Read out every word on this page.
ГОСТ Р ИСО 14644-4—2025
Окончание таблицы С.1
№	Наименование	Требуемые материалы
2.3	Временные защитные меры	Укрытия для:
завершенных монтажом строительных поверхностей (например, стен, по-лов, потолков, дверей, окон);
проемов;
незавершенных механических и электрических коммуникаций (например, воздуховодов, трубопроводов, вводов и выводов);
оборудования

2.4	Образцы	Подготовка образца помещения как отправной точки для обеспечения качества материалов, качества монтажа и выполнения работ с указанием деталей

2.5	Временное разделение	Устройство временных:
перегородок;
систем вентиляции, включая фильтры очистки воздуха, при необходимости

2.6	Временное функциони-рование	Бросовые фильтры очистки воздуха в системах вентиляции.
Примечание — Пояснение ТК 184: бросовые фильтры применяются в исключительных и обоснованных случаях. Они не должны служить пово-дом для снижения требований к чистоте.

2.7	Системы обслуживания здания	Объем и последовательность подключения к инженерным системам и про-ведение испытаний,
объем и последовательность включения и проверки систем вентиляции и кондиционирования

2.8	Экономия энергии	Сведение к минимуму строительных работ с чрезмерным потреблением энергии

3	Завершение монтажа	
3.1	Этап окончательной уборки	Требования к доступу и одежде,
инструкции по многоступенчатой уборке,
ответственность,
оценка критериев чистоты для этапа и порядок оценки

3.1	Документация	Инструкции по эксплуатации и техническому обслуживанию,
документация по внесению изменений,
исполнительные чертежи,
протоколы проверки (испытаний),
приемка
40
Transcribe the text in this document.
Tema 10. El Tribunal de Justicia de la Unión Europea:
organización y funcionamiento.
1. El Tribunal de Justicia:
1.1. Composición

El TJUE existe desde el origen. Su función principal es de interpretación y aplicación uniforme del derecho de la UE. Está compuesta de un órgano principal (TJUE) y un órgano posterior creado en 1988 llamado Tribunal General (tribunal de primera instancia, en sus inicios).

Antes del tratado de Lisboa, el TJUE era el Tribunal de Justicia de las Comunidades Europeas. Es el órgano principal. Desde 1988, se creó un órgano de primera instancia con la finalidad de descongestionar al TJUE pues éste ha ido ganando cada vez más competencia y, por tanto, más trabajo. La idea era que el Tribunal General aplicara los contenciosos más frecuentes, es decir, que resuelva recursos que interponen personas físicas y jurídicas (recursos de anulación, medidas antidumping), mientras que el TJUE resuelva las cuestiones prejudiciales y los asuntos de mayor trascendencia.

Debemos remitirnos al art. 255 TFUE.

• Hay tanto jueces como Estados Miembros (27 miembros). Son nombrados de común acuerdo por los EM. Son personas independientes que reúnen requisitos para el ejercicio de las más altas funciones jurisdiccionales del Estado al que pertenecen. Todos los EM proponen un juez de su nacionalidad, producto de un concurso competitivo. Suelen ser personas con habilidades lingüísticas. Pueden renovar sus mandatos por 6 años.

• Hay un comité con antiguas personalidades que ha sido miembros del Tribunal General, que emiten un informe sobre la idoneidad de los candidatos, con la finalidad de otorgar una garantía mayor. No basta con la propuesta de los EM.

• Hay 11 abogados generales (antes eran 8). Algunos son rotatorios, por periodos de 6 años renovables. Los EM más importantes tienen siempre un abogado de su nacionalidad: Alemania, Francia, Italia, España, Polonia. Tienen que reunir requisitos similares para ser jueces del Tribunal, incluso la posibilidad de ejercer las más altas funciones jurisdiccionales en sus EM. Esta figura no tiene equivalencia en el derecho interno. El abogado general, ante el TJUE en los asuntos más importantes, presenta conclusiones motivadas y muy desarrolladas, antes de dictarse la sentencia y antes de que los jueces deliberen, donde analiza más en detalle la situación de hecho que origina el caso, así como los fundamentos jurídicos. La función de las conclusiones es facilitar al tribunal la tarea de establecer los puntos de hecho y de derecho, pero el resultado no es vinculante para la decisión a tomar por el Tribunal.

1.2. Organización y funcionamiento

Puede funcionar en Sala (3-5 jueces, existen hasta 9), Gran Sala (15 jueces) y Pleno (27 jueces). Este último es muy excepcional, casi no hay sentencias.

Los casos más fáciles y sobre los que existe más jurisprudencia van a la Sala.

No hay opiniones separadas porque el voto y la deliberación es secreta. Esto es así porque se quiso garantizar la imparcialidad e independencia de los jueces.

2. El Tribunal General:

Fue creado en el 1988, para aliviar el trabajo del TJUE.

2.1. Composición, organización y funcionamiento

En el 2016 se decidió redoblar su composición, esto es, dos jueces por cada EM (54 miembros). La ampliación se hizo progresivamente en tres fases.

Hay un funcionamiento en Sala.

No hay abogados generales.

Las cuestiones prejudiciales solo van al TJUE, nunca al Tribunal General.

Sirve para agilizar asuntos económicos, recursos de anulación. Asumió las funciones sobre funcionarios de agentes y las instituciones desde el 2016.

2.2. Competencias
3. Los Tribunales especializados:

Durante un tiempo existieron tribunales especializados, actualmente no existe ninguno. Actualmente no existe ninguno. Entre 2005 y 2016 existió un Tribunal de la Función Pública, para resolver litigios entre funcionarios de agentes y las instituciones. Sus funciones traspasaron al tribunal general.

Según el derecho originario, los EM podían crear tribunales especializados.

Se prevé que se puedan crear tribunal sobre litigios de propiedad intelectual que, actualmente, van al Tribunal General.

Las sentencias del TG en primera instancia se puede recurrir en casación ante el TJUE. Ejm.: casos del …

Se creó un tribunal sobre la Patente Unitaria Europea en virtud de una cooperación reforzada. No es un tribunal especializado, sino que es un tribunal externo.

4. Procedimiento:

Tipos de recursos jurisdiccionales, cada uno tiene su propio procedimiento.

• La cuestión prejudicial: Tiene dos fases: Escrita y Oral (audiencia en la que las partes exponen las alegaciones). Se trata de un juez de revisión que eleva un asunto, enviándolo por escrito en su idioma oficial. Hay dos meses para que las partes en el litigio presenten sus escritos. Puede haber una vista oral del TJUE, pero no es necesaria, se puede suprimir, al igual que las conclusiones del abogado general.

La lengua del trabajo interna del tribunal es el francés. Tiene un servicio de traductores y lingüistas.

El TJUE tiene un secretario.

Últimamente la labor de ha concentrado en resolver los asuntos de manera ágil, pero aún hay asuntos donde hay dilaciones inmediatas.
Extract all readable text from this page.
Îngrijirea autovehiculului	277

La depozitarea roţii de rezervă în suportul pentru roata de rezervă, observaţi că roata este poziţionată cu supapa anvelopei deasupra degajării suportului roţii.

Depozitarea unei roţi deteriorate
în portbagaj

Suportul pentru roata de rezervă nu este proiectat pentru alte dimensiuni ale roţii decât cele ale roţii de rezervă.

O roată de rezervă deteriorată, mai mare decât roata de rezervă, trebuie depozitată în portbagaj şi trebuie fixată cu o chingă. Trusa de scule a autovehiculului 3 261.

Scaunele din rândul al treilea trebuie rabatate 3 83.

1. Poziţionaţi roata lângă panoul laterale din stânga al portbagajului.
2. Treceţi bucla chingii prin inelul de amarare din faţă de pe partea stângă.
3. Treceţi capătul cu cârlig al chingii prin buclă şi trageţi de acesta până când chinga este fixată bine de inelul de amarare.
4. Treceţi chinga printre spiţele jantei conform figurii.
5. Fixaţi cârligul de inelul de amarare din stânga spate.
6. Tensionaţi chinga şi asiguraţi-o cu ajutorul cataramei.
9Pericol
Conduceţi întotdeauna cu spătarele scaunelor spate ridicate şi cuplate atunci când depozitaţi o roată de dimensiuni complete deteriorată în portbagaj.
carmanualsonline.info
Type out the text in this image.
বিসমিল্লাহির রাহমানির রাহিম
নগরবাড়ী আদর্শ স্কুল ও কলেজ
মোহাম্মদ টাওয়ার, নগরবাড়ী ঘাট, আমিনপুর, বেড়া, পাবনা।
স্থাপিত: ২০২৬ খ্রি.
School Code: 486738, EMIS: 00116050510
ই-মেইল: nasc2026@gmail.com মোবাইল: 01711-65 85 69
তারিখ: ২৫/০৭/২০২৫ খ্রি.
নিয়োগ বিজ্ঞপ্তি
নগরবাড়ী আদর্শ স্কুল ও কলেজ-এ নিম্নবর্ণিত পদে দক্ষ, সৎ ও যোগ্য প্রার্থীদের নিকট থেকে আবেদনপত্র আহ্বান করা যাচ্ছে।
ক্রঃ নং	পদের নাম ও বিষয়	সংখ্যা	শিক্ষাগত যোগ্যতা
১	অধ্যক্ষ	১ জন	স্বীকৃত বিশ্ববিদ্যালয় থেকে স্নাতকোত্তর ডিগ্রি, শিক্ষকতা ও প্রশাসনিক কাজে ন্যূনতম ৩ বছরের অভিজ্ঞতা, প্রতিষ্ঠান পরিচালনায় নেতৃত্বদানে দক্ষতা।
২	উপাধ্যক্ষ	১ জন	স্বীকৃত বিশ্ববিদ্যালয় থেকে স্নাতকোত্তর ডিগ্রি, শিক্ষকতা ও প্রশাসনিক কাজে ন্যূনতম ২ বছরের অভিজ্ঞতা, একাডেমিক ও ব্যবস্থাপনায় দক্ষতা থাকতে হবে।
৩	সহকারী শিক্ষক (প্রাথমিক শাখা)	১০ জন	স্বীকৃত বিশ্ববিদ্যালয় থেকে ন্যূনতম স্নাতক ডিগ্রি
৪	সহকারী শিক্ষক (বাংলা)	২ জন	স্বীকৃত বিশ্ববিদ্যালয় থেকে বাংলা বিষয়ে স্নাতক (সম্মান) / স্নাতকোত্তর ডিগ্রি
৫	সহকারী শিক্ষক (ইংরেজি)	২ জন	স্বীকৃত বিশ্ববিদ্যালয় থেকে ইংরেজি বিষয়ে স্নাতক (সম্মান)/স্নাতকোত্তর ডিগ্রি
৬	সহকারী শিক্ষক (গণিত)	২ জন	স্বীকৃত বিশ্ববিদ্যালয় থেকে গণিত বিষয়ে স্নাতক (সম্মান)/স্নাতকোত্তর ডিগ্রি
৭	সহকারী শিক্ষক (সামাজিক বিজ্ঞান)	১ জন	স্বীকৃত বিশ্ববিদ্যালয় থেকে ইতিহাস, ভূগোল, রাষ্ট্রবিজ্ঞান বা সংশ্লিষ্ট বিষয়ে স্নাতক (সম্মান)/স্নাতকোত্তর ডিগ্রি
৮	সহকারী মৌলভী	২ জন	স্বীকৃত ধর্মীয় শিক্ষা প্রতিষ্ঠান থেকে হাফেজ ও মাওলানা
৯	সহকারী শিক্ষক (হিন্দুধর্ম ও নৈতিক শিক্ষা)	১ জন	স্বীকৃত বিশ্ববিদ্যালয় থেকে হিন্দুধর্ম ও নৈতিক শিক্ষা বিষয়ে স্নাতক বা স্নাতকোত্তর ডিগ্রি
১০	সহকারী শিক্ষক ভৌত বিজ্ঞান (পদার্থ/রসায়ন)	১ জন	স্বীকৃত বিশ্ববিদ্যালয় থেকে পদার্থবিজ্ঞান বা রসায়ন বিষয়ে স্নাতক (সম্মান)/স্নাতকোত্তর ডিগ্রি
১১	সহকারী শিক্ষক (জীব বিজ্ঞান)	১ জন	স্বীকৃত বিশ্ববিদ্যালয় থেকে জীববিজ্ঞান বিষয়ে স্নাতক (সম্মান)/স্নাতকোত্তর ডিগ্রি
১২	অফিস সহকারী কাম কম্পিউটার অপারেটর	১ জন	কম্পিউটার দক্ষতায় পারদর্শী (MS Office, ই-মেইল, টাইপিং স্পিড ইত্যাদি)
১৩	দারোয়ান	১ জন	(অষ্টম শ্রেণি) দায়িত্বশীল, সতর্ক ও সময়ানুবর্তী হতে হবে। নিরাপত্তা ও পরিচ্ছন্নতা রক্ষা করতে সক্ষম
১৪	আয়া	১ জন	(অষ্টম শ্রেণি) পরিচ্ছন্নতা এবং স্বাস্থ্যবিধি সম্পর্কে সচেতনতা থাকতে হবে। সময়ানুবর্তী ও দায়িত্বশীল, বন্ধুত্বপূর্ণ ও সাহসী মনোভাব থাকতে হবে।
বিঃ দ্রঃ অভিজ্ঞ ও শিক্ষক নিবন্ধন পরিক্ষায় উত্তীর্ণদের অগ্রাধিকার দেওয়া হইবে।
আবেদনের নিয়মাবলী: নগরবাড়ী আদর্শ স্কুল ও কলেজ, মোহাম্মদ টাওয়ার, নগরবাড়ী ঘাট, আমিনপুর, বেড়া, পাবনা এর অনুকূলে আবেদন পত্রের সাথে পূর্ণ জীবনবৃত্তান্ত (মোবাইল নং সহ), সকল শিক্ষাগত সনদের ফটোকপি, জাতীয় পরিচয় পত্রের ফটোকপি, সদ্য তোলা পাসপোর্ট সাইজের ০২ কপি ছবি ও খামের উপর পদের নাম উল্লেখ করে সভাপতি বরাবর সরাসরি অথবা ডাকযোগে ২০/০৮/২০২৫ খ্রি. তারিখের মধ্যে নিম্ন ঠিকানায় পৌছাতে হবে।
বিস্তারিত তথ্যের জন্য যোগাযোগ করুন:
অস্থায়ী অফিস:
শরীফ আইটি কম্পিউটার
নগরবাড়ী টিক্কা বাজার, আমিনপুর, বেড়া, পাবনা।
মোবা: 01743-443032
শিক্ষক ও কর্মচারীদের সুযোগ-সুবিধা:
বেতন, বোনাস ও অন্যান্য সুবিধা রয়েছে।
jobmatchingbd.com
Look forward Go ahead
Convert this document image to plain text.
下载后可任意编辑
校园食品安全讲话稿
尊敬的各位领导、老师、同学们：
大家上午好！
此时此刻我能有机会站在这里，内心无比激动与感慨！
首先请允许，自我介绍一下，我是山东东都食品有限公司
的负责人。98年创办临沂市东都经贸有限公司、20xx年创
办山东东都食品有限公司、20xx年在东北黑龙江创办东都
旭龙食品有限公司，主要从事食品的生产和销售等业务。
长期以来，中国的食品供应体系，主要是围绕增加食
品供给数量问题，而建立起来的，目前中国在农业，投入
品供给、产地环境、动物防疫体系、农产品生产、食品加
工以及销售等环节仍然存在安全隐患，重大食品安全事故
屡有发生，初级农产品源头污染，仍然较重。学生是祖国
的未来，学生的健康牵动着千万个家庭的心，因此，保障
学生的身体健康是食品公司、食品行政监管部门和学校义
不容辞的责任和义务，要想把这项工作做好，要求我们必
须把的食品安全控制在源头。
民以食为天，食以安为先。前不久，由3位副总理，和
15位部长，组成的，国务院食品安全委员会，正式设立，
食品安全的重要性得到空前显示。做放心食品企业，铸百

• • •

◆ **Your task**:
In the entries above, take the line containing "Convert this document image to plain text." and each later line through the last, and repeat them exactly. Output nothing else.

◆ **Exercise solution**:
Convert this document image to plain text.
下载后可任意编辑
校园食品安全讲话稿
尊敬的各位领导、老师、同学们：
大家上午好！
此时此刻我能有机会站在这里，内心无比激动与感慨！
首先请允许，自我介绍一下，我是山东东都食品有限公司
的负责人。98年创办临沂市东都经贸有限公司、20xx年创
办山东东都食品有限公司、20xx年在东北黑龙江创办东都
旭龙食品有限公司，主要从事食品的生产和销售等业务。
长期以来，中国的食品供应体系，主要是围绕增加食
品供给数量问题，而建立起来的，目前中国在农业，投入
品供给、产地环境、动物防疫体系、农产品生产、食品加
工以及销售等环节仍然存在安全隐患，重大食品安全事故
屡有发生，初级农产品源头污染，仍然较重。学生是祖国
的未来，学生的健康牵动着千万个家庭的心，因此，保障
学生的身体健康是食品公司、食品行政监管部门和学校义
不容辞的责任和义务，要想把这项工作做好，要求我们必
须把的食品安全控制在源头。
民以食为天，食以安为先。前不久，由3位副总理，和
15位部长，组成的，国务院食品安全委员会，正式设立，
食品安全的重要性得到空前显示。做放心食品企业，铸百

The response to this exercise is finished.